STORED ROWS:
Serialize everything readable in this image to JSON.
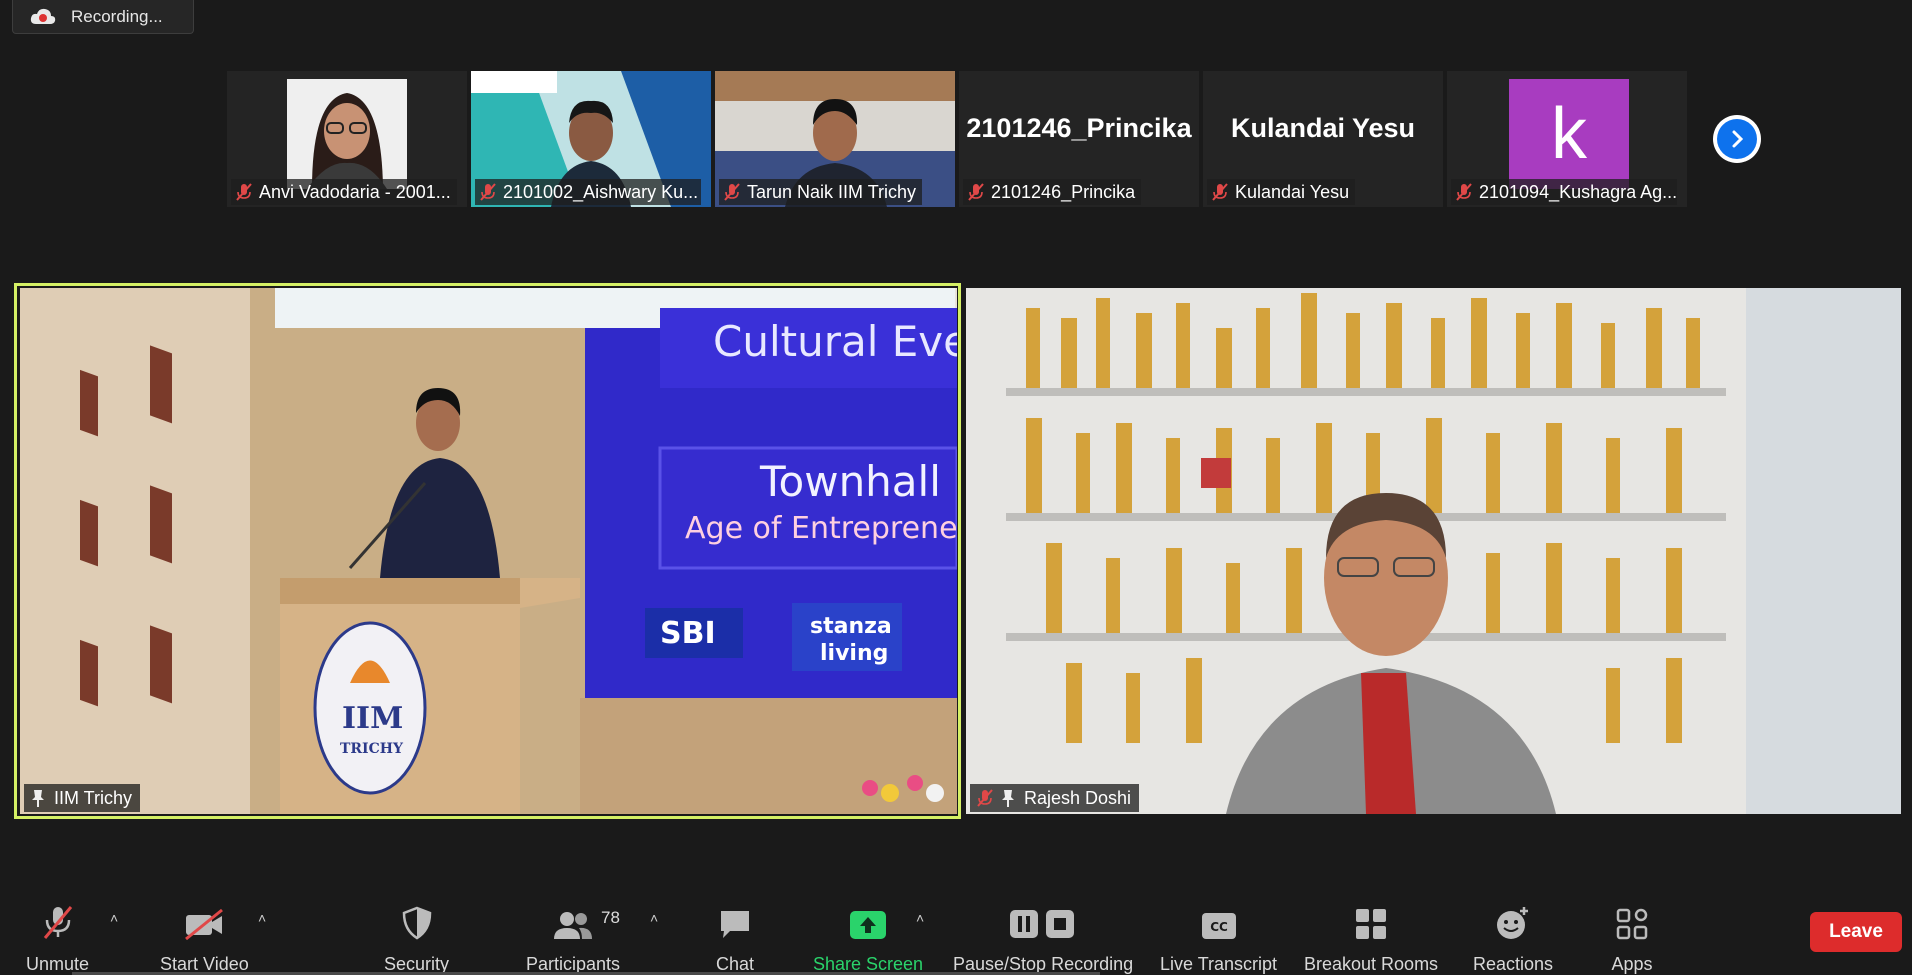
{
  "recording": {
    "label": "Recording..."
  },
  "thumbnails": [
    {
      "name": "Anvi Vadodaria - 2001...",
      "big_name": ""
    },
    {
      "name": "2101002_Aishwary Ku...",
      "big_name": ""
    },
    {
      "name": "Tarun Naik IIM Trichy",
      "big_name": ""
    },
    {
      "name": "2101246_Princika",
      "big_name": "2101246_Princika"
    },
    {
      "name": "Kulandai Yesu",
      "big_name": "Kulandai Yesu"
    },
    {
      "name": "2101094_Kushagra Ag...",
      "big_name": "",
      "avatar_letter": "k",
      "avatar_color": "#a83cc0"
    }
  ],
  "main_videos": [
    {
      "name": "IIM Trichy",
      "slide_text": [
        "Cultural Even",
        "Townhall",
        "Age of Entrepreneu"
      ],
      "logos": [
        "SBI",
        "stanza",
        "living"
      ],
      "podium_text": "IIM",
      "podium_sub": "TRICHY"
    },
    {
      "name": "Rajesh Doshi"
    }
  ],
  "toolbar": {
    "unmute": "Unmute",
    "start_video": "Start Video",
    "security": "Security",
    "participants": "Participants",
    "participants_count": "78",
    "chat": "Chat",
    "share_screen": "Share Screen",
    "pause_stop_recording": "Pause/Stop Recording",
    "live_transcript": "Live Transcript",
    "cc_badge": "CC",
    "breakout_rooms": "Breakout Rooms",
    "reactions": "Reactions",
    "apps": "Apps",
    "leave": "Leave"
  },
  "colors": {
    "active_speaker": "#d5f065",
    "leave": "#dd2c2c",
    "share": "#2ad36b",
    "accent": "#0e72ed"
  }
}
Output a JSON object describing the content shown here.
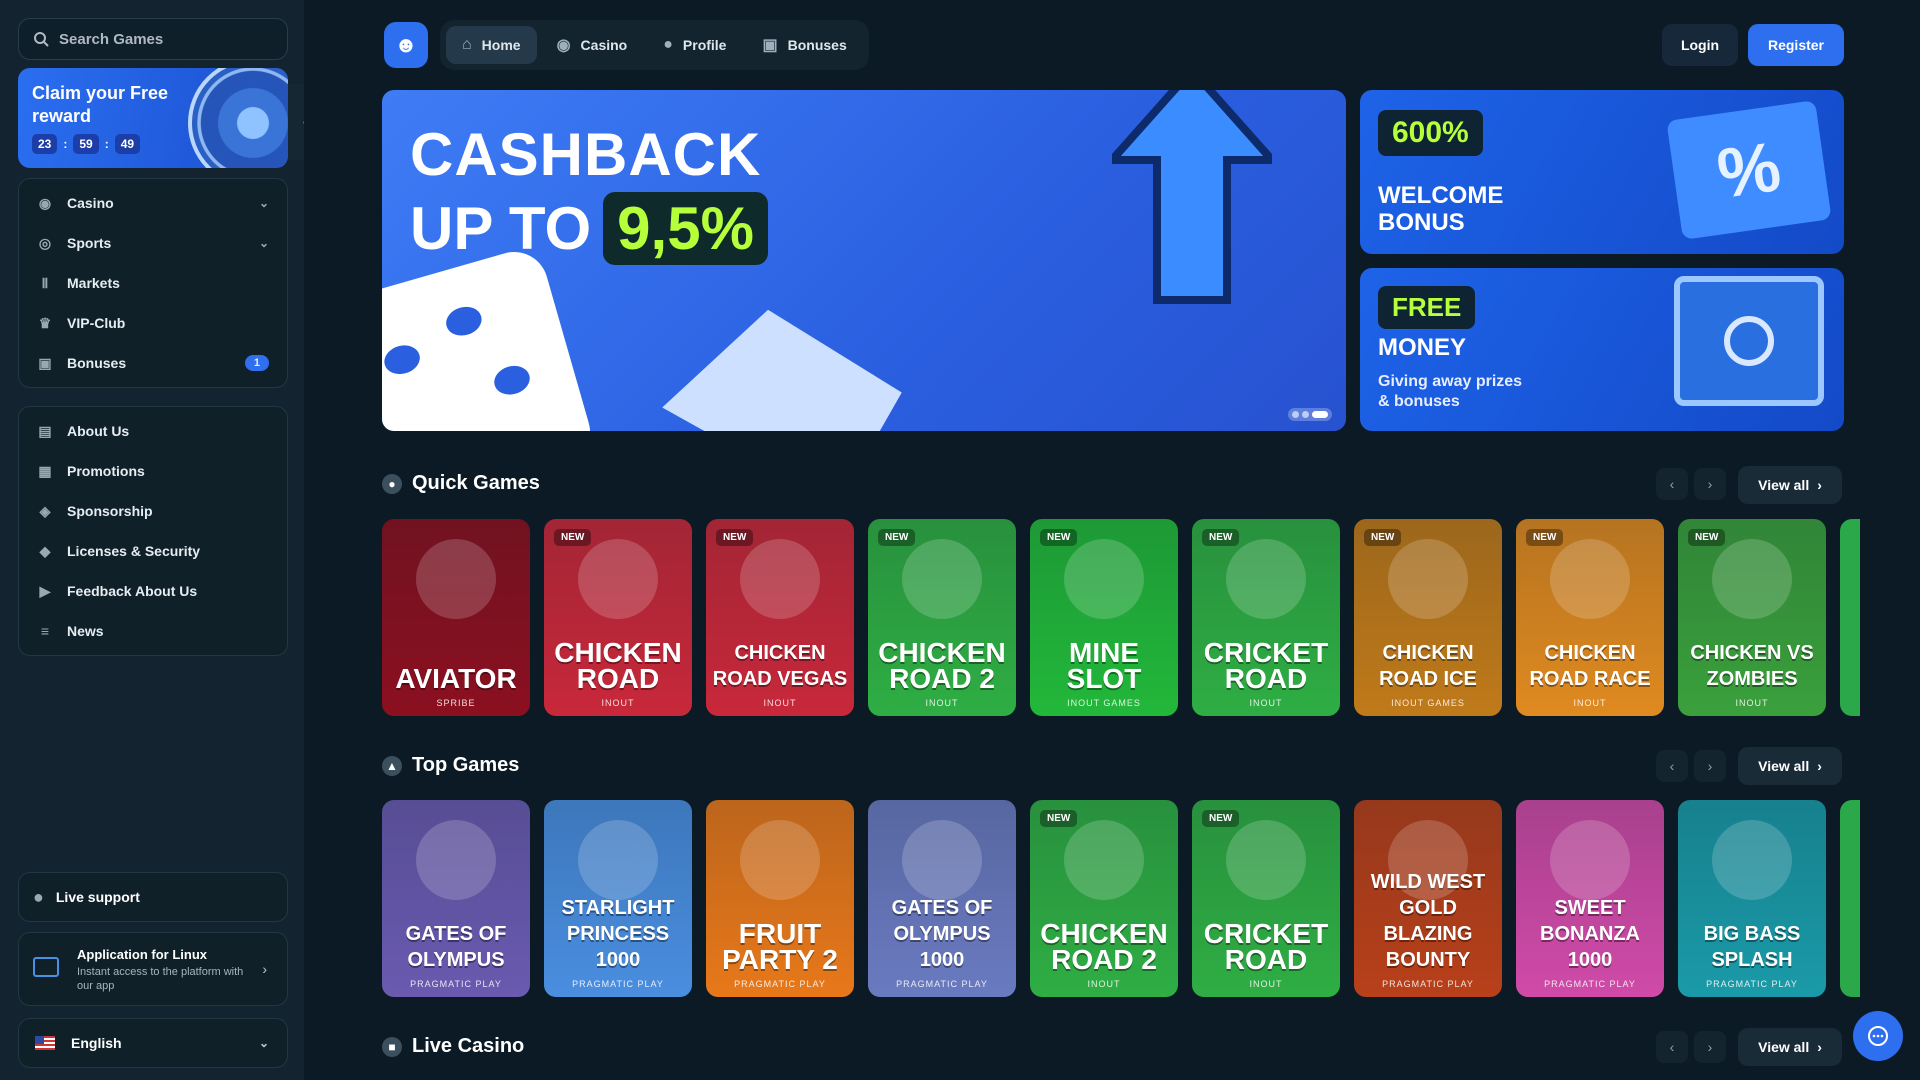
{
  "sidebar": {
    "search_placeholder": "Search Games",
    "reward": {
      "title": "Claim your Free reward",
      "hours": "23",
      "minutes": "59",
      "seconds": "49"
    },
    "menu1": [
      {
        "label": "Casino",
        "icon": "casino-chip-icon",
        "expandable": true
      },
      {
        "label": "Sports",
        "icon": "ball-icon",
        "expandable": true
      },
      {
        "label": "Markets",
        "icon": "chart-bars-icon"
      },
      {
        "label": "VIP-Club",
        "icon": "crown-icon"
      },
      {
        "label": "Bonuses",
        "icon": "gift-icon",
        "badge": "1"
      }
    ],
    "menu2": [
      {
        "label": "About Us",
        "icon": "book-icon"
      },
      {
        "label": "Promotions",
        "icon": "tickets-icon"
      },
      {
        "label": "Sponsorship",
        "icon": "medal-icon"
      },
      {
        "label": "Licenses & Security",
        "icon": "shield-icon"
      },
      {
        "label": "Feedback About Us",
        "icon": "megaphone-icon"
      },
      {
        "label": "News",
        "icon": "newspaper-icon"
      }
    ],
    "live_support": "Live support",
    "app": {
      "title": "Application for Linux",
      "subtitle": "Instant access to the platform with our app"
    },
    "language": "English"
  },
  "header": {
    "tabs": [
      {
        "label": "Home",
        "icon": "home-icon",
        "active": true
      },
      {
        "label": "Casino",
        "icon": "casino-chip-icon"
      },
      {
        "label": "Profile",
        "icon": "user-icon"
      },
      {
        "label": "Bonuses",
        "icon": "gift-icon"
      }
    ],
    "login": "Login",
    "register": "Register"
  },
  "hero": {
    "line1": "CASHBACK",
    "line2": "UP TO",
    "percent": "9,5%",
    "slides": 3,
    "active_slide": 3
  },
  "promos": [
    {
      "badge": "600%",
      "title": "WELCOME BONUS"
    },
    {
      "badge": "FREE",
      "title": "MONEY",
      "subtitle": "Giving away prizes & bonuses"
    }
  ],
  "sections": {
    "quick": {
      "title": "Quick Games",
      "view_all": "View all"
    },
    "top": {
      "title": "Top Games",
      "view_all": "View all"
    },
    "live": {
      "title": "Live Casino",
      "view_all": "View all"
    }
  },
  "quick_games": [
    {
      "name": "AVIATOR",
      "provider": "SPRIBE",
      "new": false,
      "color": "#8b1020"
    },
    {
      "name": "CHICKEN ROAD",
      "provider": "INOUT",
      "new": true,
      "color": "#c8283a"
    },
    {
      "name": "CHICKEN ROAD VEGAS",
      "provider": "INOUT",
      "new": true,
      "color": "#c8283a"
    },
    {
      "name": "CHICKEN ROAD 2",
      "provider": "INOUT",
      "new": true,
      "color": "#2fae44"
    },
    {
      "name": "MINE SLOT",
      "provider": "INOUT GAMES",
      "new": true,
      "color": "#22b83a"
    },
    {
      "name": "CRICKET ROAD",
      "provider": "INOUT",
      "new": true,
      "color": "#2fae44"
    },
    {
      "name": "CHICKEN ROAD ICE",
      "provider": "INOUT GAMES",
      "new": true,
      "color": "#c07a1a"
    },
    {
      "name": "CHICKEN ROAD RACE",
      "provider": "INOUT",
      "new": true,
      "color": "#e08a20"
    },
    {
      "name": "CHICKEN VS ZOMBIES",
      "provider": "INOUT",
      "new": true,
      "color": "#3aa03c"
    }
  ],
  "top_games": [
    {
      "name": "GATES OF OLYMPUS",
      "provider": "PRAGMATIC PLAY",
      "new": false,
      "color": "#6a5ab0"
    },
    {
      "name": "STARLIGHT PRINCESS 1000",
      "provider": "PRAGMATIC PLAY",
      "new": false,
      "color": "#4a8ee0"
    },
    {
      "name": "FRUIT PARTY 2",
      "provider": "PRAGMATIC PLAY",
      "new": false,
      "color": "#e8781a"
    },
    {
      "name": "GATES OF OLYMPUS 1000",
      "provider": "PRAGMATIC PLAY",
      "new": false,
      "color": "#6a7ac0"
    },
    {
      "name": "CHICKEN ROAD 2",
      "provider": "INOUT",
      "new": true,
      "color": "#2fae44"
    },
    {
      "name": "CRICKET ROAD",
      "provider": "INOUT",
      "new": true,
      "color": "#2fae44"
    },
    {
      "name": "WILD WEST GOLD BLAZING BOUNTY",
      "provider": "PRAGMATIC PLAY",
      "new": false,
      "color": "#b8401a"
    },
    {
      "name": "SWEET BONANZA 1000",
      "provider": "PRAGMATIC PLAY",
      "new": false,
      "color": "#d04aa8"
    },
    {
      "name": "BIG BASS SPLASH",
      "provider": "PRAGMATIC PLAY",
      "new": false,
      "color": "#1a9aa8"
    }
  ],
  "new_label": "NEW"
}
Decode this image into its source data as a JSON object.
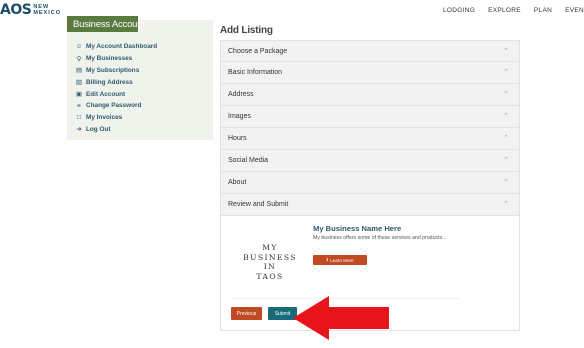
{
  "header": {
    "logo_mark": "AOS",
    "logo_line1": "NEW",
    "logo_line2": "MEXICO",
    "nav": [
      "LODGING",
      "EXPLORE",
      "PLAN",
      "EVEN"
    ]
  },
  "sidebar": {
    "title": "Business Account",
    "items": [
      {
        "label": "My Account Dashboard",
        "icon": "user-icon"
      },
      {
        "label": "My Businesses",
        "icon": "location-pin-icon"
      },
      {
        "label": "My Subscriptions",
        "icon": "list-icon"
      },
      {
        "label": "Billing Address",
        "icon": "document-icon"
      },
      {
        "label": "Edit Account",
        "icon": "id-card-icon"
      },
      {
        "label": "Change Password",
        "icon": "key-icon"
      },
      {
        "label": "My Invoices",
        "icon": "invoice-icon"
      },
      {
        "label": "Log Out",
        "icon": "logout-icon"
      }
    ]
  },
  "main": {
    "title": "Add Listing",
    "sections": [
      "Choose a Package",
      "Basic Information",
      "Address",
      "Images",
      "Hours",
      "Social Media",
      "About",
      "Review and Submit"
    ],
    "preview": {
      "logo_line1": "MY BUSINESS",
      "logo_line2": "IN",
      "logo_line3": "TAOS",
      "name": "My Business Name Here",
      "description": "My business offers some of these services and products...",
      "learn_more": "Learn More"
    },
    "previous_label": "Previous",
    "submit_label": "Submit"
  },
  "colors": {
    "sidebar_header": "#5a7a40",
    "accent_orange": "#c04a22",
    "accent_teal": "#1a6b7a",
    "arrow": "#e8141c"
  }
}
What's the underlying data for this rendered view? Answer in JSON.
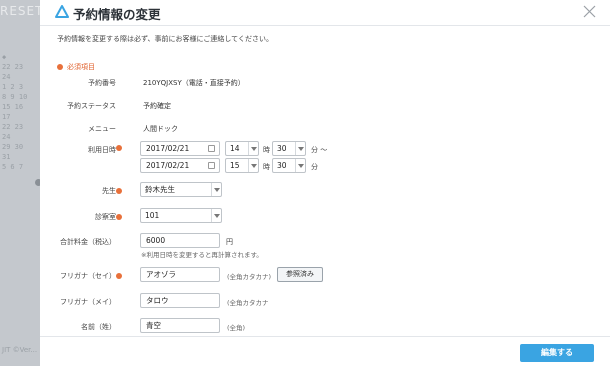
{
  "background": {
    "reset_text": "RESET",
    "calendar_rows": [
      "",
      "◆",
      "22 23 24",
      "1 2 3",
      "8 9 10",
      "15 16 17",
      "22 23 24",
      "29 30 31",
      "5 6 7"
    ],
    "footer_text": "JIT  ©Ver..."
  },
  "modal": {
    "title": "予約情報の変更",
    "notice": "予約情報を変更する際は必ず、事前にお客様にご連絡してください。",
    "required_legend": "必須項目",
    "reservation_number": {
      "label": "予約番号",
      "value": "210YQJXSY（電話・直接予約）"
    },
    "reservation_status": {
      "label": "予約ステータス",
      "value": "予約確定"
    },
    "menu": {
      "label": "メニュー",
      "value": "人間ドック"
    },
    "datetime": {
      "label": "利用日時",
      "start": {
        "date": "2017/02/21",
        "hour": "14",
        "minute": "30"
      },
      "end": {
        "date": "2017/02/21",
        "hour": "15",
        "minute": "30"
      },
      "hour_unit": "時",
      "minute_unit_start": "分 〜",
      "minute_unit_end": "分"
    },
    "doctor": {
      "label": "先生",
      "value": "鈴木先生"
    },
    "room": {
      "label": "診察室",
      "value": "101"
    },
    "total": {
      "label": "合計料金（税込）",
      "value": "6000",
      "unit": "円",
      "hint": "※利用日時を変更すると再計算されます。"
    },
    "kana_sei": {
      "label": "フリガナ（セイ）",
      "value": "アオゾラ",
      "hint": "(全角カタカナ)",
      "button": "参照済み"
    },
    "kana_mei": {
      "label": "フリガナ（メイ）",
      "value": "タロウ",
      "hint": "(全角カタカナ"
    },
    "name_sei": {
      "label": "名前（姓）",
      "value": "青空",
      "hint": "(全角)"
    },
    "submit_label": "編集する"
  },
  "colors": {
    "accent": "#3aa4e2",
    "required": "#e8703a"
  }
}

WHAT YOU NEED TO DO: Look through the material above. Copy each line where the word "data" appears.

WRITTEN ANSWER:
Decode this image into its source data as a JSON object.
What's the underlying data for this rendered view? Answer in JSON.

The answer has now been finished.